-- GOAL --
Lines containing the string "describing" are to be collected in full.

▶

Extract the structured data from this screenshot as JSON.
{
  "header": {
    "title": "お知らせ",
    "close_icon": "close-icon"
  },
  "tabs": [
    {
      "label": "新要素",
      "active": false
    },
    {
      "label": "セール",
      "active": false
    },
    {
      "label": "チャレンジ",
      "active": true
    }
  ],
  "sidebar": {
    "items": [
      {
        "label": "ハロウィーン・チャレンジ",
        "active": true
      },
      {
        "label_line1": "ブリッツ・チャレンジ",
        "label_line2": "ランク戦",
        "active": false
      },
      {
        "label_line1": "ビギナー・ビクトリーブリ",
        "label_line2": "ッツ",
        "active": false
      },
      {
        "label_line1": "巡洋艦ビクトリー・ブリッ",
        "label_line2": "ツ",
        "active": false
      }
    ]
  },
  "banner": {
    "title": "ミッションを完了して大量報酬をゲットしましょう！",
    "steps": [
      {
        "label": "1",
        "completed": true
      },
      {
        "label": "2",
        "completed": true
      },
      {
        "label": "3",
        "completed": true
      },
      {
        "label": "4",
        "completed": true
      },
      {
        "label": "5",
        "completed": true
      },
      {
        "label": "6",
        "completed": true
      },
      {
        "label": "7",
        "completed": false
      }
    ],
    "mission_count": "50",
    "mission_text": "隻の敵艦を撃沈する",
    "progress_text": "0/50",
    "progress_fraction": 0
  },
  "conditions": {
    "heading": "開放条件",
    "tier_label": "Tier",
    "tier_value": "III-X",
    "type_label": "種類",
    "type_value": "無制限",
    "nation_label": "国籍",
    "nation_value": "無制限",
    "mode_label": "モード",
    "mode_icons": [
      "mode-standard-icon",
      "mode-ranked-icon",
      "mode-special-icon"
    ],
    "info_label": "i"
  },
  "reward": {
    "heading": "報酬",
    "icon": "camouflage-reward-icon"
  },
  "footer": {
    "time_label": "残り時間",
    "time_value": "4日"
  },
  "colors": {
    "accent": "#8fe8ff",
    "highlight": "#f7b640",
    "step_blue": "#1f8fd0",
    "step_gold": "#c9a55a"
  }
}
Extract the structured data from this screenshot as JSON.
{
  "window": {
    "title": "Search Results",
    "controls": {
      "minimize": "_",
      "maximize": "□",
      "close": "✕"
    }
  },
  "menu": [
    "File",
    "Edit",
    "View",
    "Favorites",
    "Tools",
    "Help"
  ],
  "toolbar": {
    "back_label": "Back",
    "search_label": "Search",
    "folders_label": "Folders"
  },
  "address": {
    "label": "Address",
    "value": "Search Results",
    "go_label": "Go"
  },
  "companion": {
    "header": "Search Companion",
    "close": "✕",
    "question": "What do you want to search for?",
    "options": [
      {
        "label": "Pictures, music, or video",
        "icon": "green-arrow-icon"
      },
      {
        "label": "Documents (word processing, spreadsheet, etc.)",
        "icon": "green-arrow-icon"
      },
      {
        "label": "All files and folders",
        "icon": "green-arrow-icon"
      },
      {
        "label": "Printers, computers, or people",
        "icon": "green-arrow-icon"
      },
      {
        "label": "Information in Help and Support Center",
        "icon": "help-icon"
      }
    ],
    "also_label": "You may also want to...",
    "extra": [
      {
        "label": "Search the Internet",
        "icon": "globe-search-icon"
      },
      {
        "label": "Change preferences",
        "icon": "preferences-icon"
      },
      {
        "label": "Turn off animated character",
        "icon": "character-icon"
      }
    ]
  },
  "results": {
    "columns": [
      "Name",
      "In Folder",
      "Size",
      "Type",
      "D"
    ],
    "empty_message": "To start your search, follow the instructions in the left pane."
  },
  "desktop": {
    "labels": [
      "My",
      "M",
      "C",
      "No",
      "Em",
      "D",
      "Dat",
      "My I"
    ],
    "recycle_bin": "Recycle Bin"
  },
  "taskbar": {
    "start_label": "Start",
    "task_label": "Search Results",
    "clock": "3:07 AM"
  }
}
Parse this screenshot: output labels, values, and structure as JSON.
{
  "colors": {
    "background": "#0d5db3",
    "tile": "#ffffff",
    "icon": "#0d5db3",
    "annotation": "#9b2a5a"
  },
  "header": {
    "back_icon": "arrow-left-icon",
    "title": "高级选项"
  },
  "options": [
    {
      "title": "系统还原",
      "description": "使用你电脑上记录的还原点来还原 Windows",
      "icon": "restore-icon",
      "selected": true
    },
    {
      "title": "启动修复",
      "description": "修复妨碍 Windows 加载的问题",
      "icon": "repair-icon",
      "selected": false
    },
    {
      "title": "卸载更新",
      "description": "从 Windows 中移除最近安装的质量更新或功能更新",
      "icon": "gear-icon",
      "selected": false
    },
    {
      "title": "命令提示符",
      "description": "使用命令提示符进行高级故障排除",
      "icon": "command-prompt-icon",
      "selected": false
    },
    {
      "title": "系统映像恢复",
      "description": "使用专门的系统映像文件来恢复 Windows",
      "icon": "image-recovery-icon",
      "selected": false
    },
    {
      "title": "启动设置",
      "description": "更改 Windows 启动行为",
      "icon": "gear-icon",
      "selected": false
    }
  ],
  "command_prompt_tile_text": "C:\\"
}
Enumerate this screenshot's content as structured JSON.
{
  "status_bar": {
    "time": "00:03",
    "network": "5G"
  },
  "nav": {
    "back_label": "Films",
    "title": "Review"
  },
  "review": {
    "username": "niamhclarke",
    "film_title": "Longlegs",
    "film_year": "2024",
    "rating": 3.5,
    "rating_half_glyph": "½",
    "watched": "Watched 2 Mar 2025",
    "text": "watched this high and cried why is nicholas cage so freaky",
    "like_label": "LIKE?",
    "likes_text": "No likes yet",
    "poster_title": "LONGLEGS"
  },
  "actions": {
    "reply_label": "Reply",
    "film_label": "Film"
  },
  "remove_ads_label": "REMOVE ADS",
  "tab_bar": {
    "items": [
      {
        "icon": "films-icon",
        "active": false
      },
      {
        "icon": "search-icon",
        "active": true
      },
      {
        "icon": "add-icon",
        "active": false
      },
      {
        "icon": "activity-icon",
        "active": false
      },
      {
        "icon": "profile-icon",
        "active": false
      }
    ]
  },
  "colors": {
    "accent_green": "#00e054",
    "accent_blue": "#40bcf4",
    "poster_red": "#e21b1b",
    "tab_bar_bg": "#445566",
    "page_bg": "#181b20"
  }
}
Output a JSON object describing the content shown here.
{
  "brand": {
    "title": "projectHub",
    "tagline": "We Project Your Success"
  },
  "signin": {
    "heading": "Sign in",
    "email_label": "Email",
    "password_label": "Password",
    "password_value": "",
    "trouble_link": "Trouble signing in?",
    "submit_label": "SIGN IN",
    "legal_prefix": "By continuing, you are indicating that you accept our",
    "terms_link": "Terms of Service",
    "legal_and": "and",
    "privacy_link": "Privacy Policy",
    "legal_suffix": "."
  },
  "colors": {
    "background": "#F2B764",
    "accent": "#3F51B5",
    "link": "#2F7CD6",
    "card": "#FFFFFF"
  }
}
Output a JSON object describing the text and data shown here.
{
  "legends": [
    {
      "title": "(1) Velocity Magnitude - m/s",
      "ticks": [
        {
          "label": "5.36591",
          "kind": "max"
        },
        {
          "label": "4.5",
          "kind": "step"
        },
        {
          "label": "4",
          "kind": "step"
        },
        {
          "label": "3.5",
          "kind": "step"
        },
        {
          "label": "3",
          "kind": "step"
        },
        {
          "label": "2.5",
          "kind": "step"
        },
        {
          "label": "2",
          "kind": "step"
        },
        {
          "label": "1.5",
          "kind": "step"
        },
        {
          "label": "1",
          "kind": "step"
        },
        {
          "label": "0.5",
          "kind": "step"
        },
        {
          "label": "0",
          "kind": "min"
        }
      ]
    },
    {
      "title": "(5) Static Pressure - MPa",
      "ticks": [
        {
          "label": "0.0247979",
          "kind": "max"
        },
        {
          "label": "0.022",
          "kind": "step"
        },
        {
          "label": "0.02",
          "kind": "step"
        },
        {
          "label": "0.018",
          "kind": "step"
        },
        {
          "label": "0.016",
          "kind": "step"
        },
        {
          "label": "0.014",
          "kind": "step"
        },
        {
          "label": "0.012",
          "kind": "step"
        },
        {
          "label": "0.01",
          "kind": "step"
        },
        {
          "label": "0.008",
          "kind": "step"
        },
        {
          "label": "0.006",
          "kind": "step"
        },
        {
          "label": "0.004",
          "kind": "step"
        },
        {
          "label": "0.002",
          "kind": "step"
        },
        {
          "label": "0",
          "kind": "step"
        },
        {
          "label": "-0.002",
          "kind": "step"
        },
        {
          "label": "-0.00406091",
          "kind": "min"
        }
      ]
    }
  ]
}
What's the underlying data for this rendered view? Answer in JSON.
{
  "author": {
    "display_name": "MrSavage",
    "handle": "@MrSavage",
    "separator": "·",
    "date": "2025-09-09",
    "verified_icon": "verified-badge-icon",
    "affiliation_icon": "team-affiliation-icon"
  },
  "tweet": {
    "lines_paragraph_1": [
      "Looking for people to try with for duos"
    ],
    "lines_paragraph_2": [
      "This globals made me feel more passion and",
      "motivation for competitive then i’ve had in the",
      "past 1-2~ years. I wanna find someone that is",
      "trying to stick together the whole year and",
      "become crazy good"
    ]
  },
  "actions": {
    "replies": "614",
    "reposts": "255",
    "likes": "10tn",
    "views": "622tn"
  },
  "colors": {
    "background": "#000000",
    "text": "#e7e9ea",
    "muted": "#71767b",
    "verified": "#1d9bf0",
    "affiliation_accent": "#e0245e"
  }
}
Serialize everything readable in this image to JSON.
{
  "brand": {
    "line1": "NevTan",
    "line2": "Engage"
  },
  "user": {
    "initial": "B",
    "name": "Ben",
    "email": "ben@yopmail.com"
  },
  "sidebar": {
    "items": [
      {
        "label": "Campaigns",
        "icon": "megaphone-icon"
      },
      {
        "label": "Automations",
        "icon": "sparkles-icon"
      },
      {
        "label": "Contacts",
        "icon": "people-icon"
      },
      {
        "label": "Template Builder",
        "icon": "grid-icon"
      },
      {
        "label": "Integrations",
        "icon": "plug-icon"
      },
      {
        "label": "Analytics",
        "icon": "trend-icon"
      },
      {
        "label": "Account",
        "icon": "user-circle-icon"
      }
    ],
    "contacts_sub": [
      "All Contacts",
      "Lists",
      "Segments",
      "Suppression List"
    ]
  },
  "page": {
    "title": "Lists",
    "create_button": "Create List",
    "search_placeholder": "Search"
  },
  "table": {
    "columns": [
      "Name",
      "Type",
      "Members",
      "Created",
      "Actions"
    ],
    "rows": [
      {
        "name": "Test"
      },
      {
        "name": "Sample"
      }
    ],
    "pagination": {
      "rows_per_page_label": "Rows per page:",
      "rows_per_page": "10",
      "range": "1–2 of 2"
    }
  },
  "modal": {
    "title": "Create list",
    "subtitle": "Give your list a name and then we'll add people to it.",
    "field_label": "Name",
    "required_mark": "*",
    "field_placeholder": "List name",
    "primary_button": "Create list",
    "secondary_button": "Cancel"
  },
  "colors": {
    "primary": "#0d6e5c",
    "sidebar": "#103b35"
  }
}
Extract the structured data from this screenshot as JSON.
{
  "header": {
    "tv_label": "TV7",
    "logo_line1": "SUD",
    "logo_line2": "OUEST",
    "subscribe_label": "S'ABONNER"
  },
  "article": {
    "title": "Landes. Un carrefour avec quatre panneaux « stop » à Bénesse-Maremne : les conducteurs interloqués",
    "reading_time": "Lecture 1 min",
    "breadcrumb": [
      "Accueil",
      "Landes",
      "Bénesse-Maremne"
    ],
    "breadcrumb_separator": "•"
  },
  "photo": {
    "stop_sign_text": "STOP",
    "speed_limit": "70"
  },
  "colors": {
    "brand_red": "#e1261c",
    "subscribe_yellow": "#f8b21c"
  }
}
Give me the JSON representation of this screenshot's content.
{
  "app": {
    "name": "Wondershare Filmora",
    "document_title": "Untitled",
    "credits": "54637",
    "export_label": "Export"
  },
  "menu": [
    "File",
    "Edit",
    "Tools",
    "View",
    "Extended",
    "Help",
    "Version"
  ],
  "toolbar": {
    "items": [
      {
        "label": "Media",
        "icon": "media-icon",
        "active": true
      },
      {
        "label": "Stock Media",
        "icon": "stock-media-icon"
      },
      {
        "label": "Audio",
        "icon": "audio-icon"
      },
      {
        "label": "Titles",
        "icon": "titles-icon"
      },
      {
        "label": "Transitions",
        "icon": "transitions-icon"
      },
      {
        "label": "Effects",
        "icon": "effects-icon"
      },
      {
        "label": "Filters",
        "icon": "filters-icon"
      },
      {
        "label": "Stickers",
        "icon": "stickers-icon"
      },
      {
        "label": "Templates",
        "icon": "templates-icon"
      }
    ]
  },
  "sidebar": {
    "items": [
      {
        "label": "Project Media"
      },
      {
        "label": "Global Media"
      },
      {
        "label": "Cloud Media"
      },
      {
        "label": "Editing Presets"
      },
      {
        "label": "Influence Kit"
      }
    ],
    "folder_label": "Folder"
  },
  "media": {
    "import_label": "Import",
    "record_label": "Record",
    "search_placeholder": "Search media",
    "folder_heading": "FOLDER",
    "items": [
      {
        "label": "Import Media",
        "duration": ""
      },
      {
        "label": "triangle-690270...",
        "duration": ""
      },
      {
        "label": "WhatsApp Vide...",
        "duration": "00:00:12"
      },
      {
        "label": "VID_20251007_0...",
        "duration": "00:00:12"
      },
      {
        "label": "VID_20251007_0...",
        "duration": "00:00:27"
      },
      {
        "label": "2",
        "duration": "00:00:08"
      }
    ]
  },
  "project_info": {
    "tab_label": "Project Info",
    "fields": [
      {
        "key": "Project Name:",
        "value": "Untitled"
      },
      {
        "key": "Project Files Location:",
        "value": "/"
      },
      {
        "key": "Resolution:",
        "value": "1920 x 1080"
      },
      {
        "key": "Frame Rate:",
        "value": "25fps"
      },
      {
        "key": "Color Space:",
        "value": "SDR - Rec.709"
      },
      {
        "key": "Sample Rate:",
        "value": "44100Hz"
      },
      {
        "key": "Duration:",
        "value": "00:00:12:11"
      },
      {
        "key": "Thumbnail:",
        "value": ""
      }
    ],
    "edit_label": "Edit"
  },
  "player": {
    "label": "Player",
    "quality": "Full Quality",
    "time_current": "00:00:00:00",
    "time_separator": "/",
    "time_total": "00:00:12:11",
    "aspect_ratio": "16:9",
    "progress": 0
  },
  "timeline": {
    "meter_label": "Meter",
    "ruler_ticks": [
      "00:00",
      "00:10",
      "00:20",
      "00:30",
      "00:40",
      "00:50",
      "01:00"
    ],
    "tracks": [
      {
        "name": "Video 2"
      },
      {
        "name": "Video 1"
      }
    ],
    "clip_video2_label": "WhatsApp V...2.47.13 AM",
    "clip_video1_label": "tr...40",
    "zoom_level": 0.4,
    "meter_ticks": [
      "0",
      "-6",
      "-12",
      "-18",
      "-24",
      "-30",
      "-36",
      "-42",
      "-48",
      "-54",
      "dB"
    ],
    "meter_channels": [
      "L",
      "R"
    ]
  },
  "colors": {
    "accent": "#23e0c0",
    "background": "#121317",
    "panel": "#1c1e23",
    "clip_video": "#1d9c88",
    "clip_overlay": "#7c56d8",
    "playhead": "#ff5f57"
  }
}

◀

-- THE OUTPUT --
Output a JSON object describing the content shown here.
Output a JSON object describing the text and data shown here.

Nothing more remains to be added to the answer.